- **TASK PROMPT**: Copy out every line in the entries below that includes "testo".
Start of SUPPLIED DATA
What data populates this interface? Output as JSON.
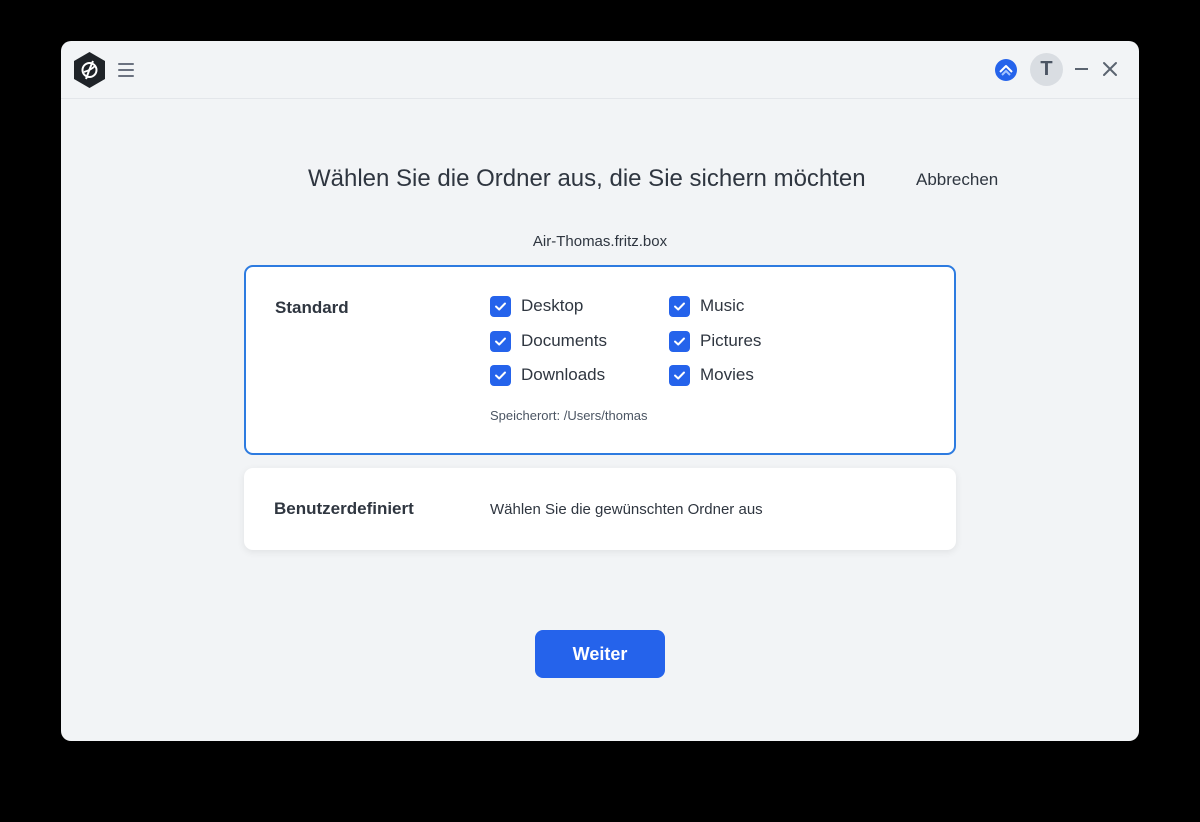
{
  "titlebar": {
    "avatar_initial": "T"
  },
  "main": {
    "title": "Wählen Sie die Ordner aus, die Sie sichern möchten",
    "cancel_label": "Abbrechen",
    "host": "Air-Thomas.fritz.box"
  },
  "standard": {
    "label": "Standard",
    "folders": [
      {
        "label": "Desktop",
        "checked": true
      },
      {
        "label": "Documents",
        "checked": true
      },
      {
        "label": "Downloads",
        "checked": true
      },
      {
        "label": "Music",
        "checked": true
      },
      {
        "label": "Pictures",
        "checked": true
      },
      {
        "label": "Movies",
        "checked": true
      }
    ],
    "location": "Speicherort: /Users/thomas"
  },
  "custom": {
    "label": "Benutzerdefiniert",
    "description": "Wählen Sie die gewünschten Ordner aus"
  },
  "footer": {
    "next_label": "Weiter"
  },
  "colors": {
    "accent": "#2563eb",
    "background": "#f2f4f6"
  }
}
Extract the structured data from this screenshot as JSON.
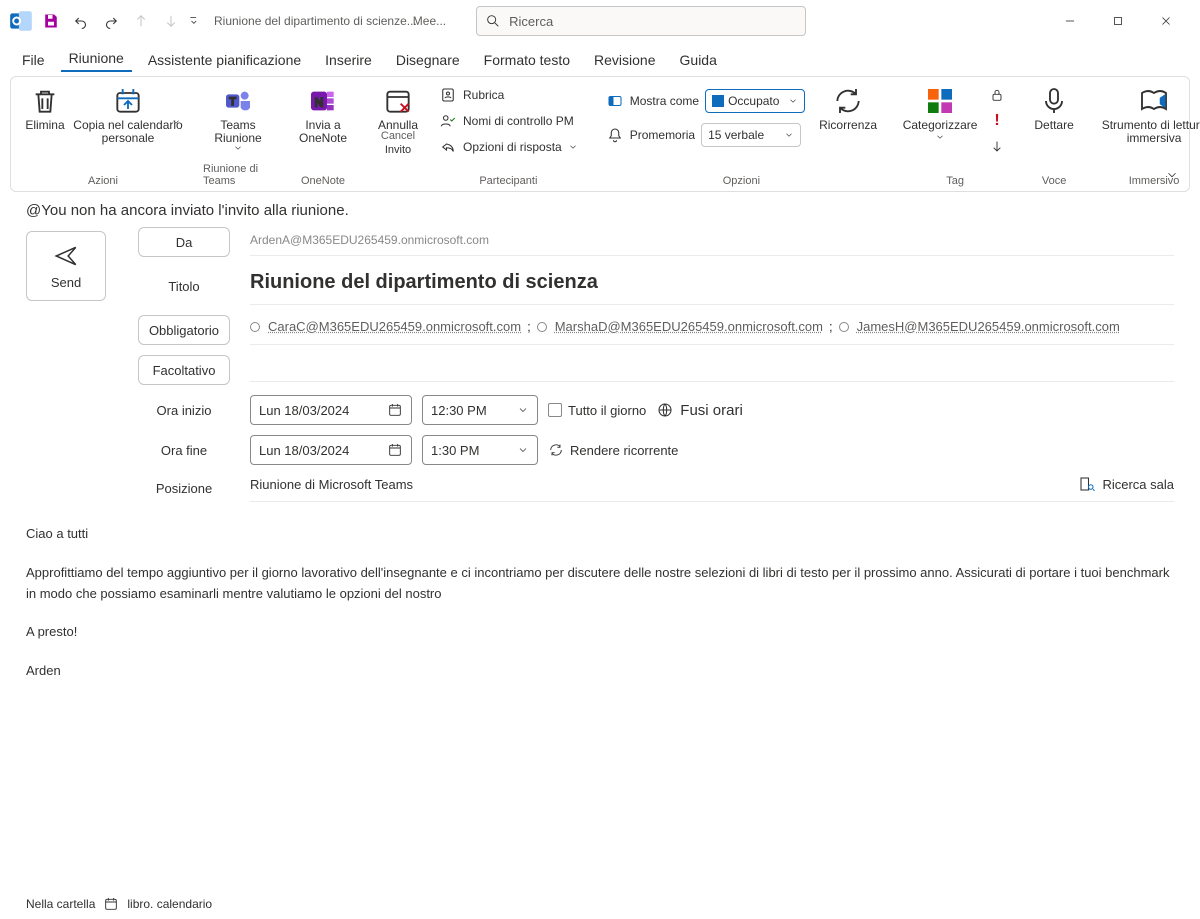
{
  "titlebar": {
    "title": "Riunione del dipartimento di scienze...",
    "overlay": "Mee...",
    "search_placeholder": "Ricerca"
  },
  "tabs": {
    "file": "File",
    "meeting": "Riunione",
    "scheduling": "Assistente pianificazione",
    "insert": "Inserire",
    "draw": "Disegnare",
    "format": "Formato testo",
    "review": "Revisione",
    "help": "Guida"
  },
  "ribbon": {
    "actions": {
      "delete": "Elimina",
      "copy_cal": "Copia nel calendario personale",
      "label": "Azioni"
    },
    "teams": {
      "btn": "Teams Riunione",
      "label": "Riunione di Teams"
    },
    "onenote": {
      "btn": "Invia a OneNote",
      "label": "OneNote"
    },
    "invite": {
      "cancel_top": "Annulla",
      "cancel_sub": "Cancel",
      "sub": "Invito"
    },
    "participants": {
      "addressbook": "Rubrica",
      "checknames": "Nomi di controllo PM",
      "response": "Opzioni di risposta",
      "label": "Partecipanti"
    },
    "options": {
      "showas_lbl": "Mostra come",
      "showas_val": "Occupato",
      "reminder_lbl": "Promemoria",
      "reminder_val": "15 verbale",
      "recurrence": "Ricorrenza",
      "label": "Opzioni"
    },
    "tags": {
      "categorize": "Categorizzare",
      "label": "Tag"
    },
    "voice": {
      "dictate": "Dettare",
      "label": "Voce"
    },
    "immersive": {
      "reader": "Strumento di lettura immersiva",
      "label": "Immersivo"
    }
  },
  "notice": "@You non ha ancora inviato l'invito alla riunione.",
  "form": {
    "send": "Send",
    "from_lbl": "Da",
    "from_val": "ArdenA@M365EDU265459.onmicrosoft.com",
    "title_lbl": "Titolo",
    "title_val": "Riunione del dipartimento di scienza",
    "required_lbl": "Obbligatorio",
    "optional_lbl": "Facoltativo",
    "recipients": [
      "CaraC@M365EDU265459.onmicrosoft.com",
      "MarshaD@M365EDU265459.onmicrosoft.com",
      "JamesH@M365EDU265459.onmicrosoft.com"
    ],
    "start_lbl": "Ora inizio",
    "end_lbl": "Ora fine",
    "start_date": "Lun 18/03/2024",
    "start_time": "12:30 PM",
    "end_date": "Lun 18/03/2024",
    "end_time": "1:30 PM",
    "allday": "Tutto il giorno",
    "timezones": "Fusi orari",
    "make_recurring": "Rendere ricorrente",
    "location_lbl": "Posizione",
    "location_val": "Riunione di Microsoft Teams",
    "room_finder": "Ricerca sala"
  },
  "body": {
    "p1": "Ciao a tutti",
    "p2": "Approfittiamo del tempo aggiuntivo per il giorno lavorativo dell'insegnante e ci incontriamo per discutere delle nostre selezioni di libri di testo per il prossimo anno. Assicurati di portare i tuoi benchmark in modo che possiamo esaminarli mentre valutiamo le opzioni del nostro",
    "p3": "A presto!",
    "p4": "Arden"
  },
  "statusbar": {
    "folder_prefix": "Nella cartella",
    "folder_name": "libro. calendario"
  }
}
End of SUPPLIED DATA
- **TASK ANSWER**:
    "format": "Formato testo",
    "p2": "Approfittiamo del tempo aggiuntivo per il giorno lavorativo dell'insegnante e ci incontriamo per discutere delle nostre selezioni di libri di testo per il prossimo anno. Assicurati di portare i tuoi benchmark in modo che possiamo esaminarli mentre valutiamo le opzioni del nostro",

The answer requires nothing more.